Source passage:
Ease of Growing [Scale 1-5] - 1 (Easy)
How Time Consuming
Very easy and low maintenance.
- ‘Palco’ Organic – Dark Green variety, can be sown almost all year round and is delicious added to salads in 'baby leaf' form or as mature leaves. Quick to establish, slow to bolt and mildew resistant.
- ‘Primo’ F1 Organic - Organic Spinach F1 Primo Seeds are high yielding, slow bolting and show good resistance to strains of downy mildew.
There are lots of new varieties out this year in the seed catalogues all offering higher downy mildew resistance.
Home Grown Vs Supermarket
I don’t know anyone who would rather buy a bag of wet wilting spinach in a plastic supermarket bag than cut as and when required from your own garden.
Best Sites and Soils
Spinach prefers rich soil so before sowing, improve the soil by digging in up to two bucketfuls per square metre of well-rotted organic matter such as garden compost and raking in 150g per square metre of general fertiliser such as Growmore.

What you should do: Reproduce the part of the spinach growing guide that opens with the words containing "- ‘Primo’ F1" and closes with "your own garden.". The lines that come next have nothing to do with this text.

Provided records:
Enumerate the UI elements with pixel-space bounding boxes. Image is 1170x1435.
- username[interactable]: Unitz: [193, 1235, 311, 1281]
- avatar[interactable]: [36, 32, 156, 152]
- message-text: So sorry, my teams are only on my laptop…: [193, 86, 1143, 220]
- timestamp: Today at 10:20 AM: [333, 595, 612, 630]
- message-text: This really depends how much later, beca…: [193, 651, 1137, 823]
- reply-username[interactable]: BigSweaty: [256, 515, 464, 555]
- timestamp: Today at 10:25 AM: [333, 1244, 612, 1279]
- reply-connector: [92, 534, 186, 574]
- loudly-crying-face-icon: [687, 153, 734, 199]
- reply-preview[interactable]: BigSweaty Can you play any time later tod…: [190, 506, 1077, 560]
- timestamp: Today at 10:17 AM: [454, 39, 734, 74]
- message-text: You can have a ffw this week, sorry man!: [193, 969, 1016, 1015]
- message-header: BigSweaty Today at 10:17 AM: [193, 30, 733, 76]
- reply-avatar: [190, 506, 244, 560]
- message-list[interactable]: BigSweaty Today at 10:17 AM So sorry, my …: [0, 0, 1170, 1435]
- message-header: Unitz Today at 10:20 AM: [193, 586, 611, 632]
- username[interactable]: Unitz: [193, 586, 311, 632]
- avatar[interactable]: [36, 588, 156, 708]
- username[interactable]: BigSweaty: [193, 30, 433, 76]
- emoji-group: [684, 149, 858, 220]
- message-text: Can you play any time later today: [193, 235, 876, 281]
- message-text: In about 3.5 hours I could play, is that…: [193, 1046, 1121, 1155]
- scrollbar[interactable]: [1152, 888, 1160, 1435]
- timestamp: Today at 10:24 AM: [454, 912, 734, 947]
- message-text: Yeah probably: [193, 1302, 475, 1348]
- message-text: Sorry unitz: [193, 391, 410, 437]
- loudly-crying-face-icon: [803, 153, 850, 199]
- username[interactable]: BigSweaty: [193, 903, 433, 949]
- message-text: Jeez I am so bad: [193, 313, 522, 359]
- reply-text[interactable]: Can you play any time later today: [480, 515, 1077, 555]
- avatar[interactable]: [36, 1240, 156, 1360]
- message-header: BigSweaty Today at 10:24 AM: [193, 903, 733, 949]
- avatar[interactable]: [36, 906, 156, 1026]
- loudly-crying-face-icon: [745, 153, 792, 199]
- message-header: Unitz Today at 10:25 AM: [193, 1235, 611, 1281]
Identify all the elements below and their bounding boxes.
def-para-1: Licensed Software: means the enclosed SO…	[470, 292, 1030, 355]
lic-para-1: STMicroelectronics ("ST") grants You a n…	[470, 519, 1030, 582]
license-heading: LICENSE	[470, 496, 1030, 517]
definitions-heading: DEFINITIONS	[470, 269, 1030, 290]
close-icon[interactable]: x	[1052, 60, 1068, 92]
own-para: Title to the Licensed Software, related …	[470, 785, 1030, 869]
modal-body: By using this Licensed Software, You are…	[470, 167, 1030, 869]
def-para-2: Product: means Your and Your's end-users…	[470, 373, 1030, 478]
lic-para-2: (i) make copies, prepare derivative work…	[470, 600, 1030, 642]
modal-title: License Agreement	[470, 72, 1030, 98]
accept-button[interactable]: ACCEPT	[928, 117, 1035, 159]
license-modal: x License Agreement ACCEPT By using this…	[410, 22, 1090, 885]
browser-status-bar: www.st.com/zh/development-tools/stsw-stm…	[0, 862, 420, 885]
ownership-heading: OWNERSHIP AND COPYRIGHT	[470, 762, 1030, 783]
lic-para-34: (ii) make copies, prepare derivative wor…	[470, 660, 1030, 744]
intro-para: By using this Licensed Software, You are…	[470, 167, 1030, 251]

Output of the exercise:
- ‘Primo’ F1 Organic - Organic Spinach F1 Primo Seeds are high yielding, slow bolting and show good resistance to strains of downy mildew.
There are lots of new varieties out this year in the seed catalogues all offering higher downy mildew resistance.
Home Grown Vs Supermarket
I don’t know anyone who would rather buy a bag of wet wilting spinach in a plastic supermarket bag than cut as and when required from your own garden.